_Work instructions_
Pictures do not belong in the copy; restate the records below word for word.

[Saved data entries]
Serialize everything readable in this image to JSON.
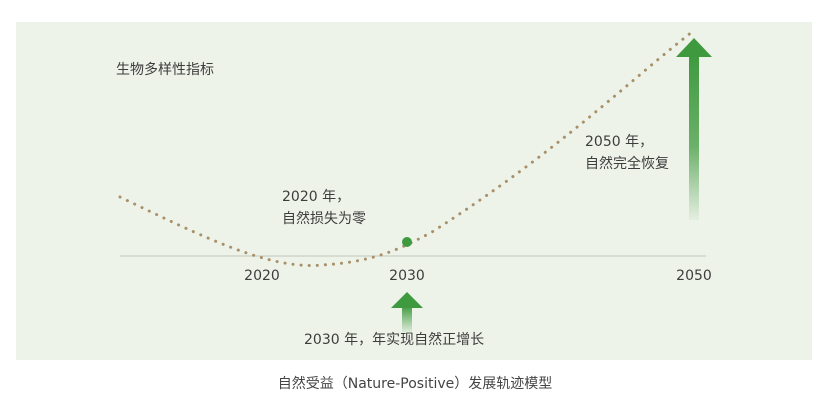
{
  "y_axis_label": "生物多样性指标",
  "x_ticks": [
    "2020",
    "2030",
    "2050"
  ],
  "annotations": {
    "y2020_line1": "2020 年，",
    "y2020_line2": "自然损失为零",
    "y2050_line1": "2050 年，",
    "y2050_line2": "自然完全恢复",
    "y2030": "2030 年，年实现自然正增长"
  },
  "caption": "自然受益（Nature-Positive）发展轨迹模型",
  "colors": {
    "panel": "#eef3e9",
    "curve": "#a8916a",
    "accent_green": "#3f9a3f",
    "axis": "#c9cfc3"
  },
  "icons": [
    "arrow-up-2030-icon",
    "arrow-up-2050-icon",
    "milestone-dot-2030-icon"
  ]
}
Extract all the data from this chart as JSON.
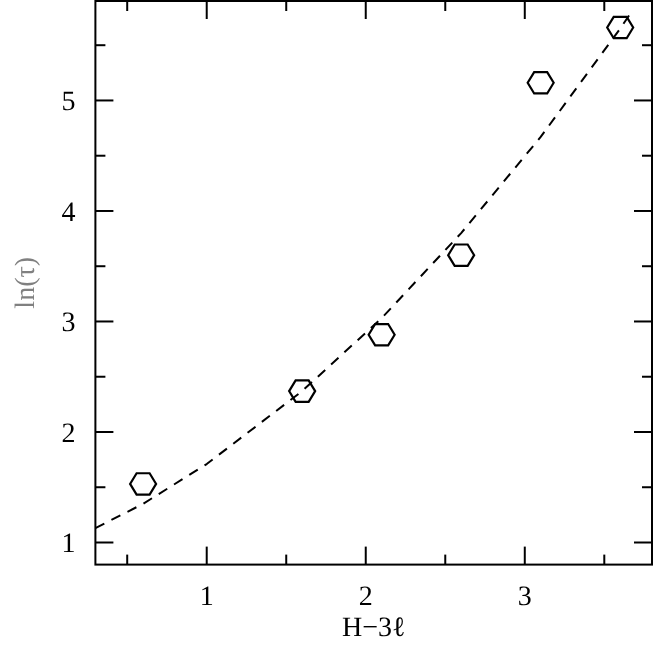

_Answer to this exercise_
Serialize everything readable in this image to JSON.
{
  "y_axis_label": "生物多样性指标",
  "x_ticks": [
    "2020",
    "2030",
    "2050"
  ],
  "annotations": {
    "y2020_line1": "2020 年，",
    "y2020_line2": "自然损失为零",
    "y2050_line1": "2050 年，",
    "y2050_line2": "自然完全恢复",
    "y2030": "2030 年，年实现自然正增长"
  },
  "caption": "自然受益（Nature-Positive）发展轨迹模型",
  "colors": {
    "panel": "#eef3e9",
    "curve": "#a8916a",
    "accent_green": "#3f9a3f",
    "axis": "#c9cfc3"
  },
  "icons": [
    "arrow-up-2030-icon",
    "arrow-up-2050-icon",
    "milestone-dot-2030-icon"
  ]
}
Extract all the data from this chart as JSON.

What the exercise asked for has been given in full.